* **Le problème**
Recopiez le passage de l'extrait sur la citoyenneté qui commence aux mots "II.                Est-ce qu’un" et s'arrête après "de présence physique.", en le mettant à jour par le remplacement de "résidence" par "demeure".

* **Extrait**
II.                Est-ce qu’un juge de la citoyenneté doit d’abord déterminer si un demandeur a établi sa résidence au Canada avant d’appliquer le critère de la présence physique?

[20]           M. Elderaidy affirme que la juge de la citoyenneté a de plus commis une erreur en omettant de d’abord déterminer si oui ou non il avait établi sa résidence au Canada avant de procéder au compte des jours que requiert le critère de présence physique.

[21]           Un certain nombre de cas cités par M. Elderaidy à l’appui de cet argument impliquent des situations où l’un des deux critères qualitatifs pour établir la résidence a été appliqué. Je ne comprends pas que le défendeur conteste que lorsque l’un de ces critères est appliqué, un juge de la citoyenneté doit en effet, à titre préliminaire, prendre une décision quant à savoir si le demandeur a en effet établi sa résidence au Canada avant d’appliquer le critère qualitatif choisi par le juge.

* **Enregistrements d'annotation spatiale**
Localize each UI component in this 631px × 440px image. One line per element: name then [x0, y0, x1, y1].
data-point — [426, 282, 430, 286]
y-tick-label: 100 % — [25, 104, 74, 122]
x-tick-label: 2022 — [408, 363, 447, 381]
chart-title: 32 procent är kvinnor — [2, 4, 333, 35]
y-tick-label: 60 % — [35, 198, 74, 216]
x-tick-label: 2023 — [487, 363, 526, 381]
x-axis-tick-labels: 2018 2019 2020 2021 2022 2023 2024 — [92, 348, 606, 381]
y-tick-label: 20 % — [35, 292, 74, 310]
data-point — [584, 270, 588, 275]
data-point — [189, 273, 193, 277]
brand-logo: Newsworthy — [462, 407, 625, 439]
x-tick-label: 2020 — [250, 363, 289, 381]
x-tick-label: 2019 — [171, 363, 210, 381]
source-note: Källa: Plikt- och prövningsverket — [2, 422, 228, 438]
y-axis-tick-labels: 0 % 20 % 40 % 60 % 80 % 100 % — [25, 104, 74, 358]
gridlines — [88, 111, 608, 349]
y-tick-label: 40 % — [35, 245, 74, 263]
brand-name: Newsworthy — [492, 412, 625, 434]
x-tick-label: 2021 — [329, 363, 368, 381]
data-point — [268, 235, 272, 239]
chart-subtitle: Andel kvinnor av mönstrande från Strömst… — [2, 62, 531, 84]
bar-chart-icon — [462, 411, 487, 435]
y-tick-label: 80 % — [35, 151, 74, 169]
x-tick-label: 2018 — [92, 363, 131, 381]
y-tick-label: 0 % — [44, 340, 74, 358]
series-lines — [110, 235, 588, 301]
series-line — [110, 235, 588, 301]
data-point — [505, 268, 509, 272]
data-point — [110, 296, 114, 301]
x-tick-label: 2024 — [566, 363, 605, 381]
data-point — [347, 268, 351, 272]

* **Résultat ci-dessous**
II.                Est-ce qu’un juge de la citoyenneté doit d’abord déterminer si un demandeur a établi sa demeure au Canada avant d’appliquer le critère de la présence physique?

[20]           M. Elderaidy affirme que la juge de la citoyenneté a de plus commis une erreur en omettant de d’abord déterminer si oui ou non il avait établi sa demeure au Canada avant de procéder au compte des jours que requiert le critère de présence physique.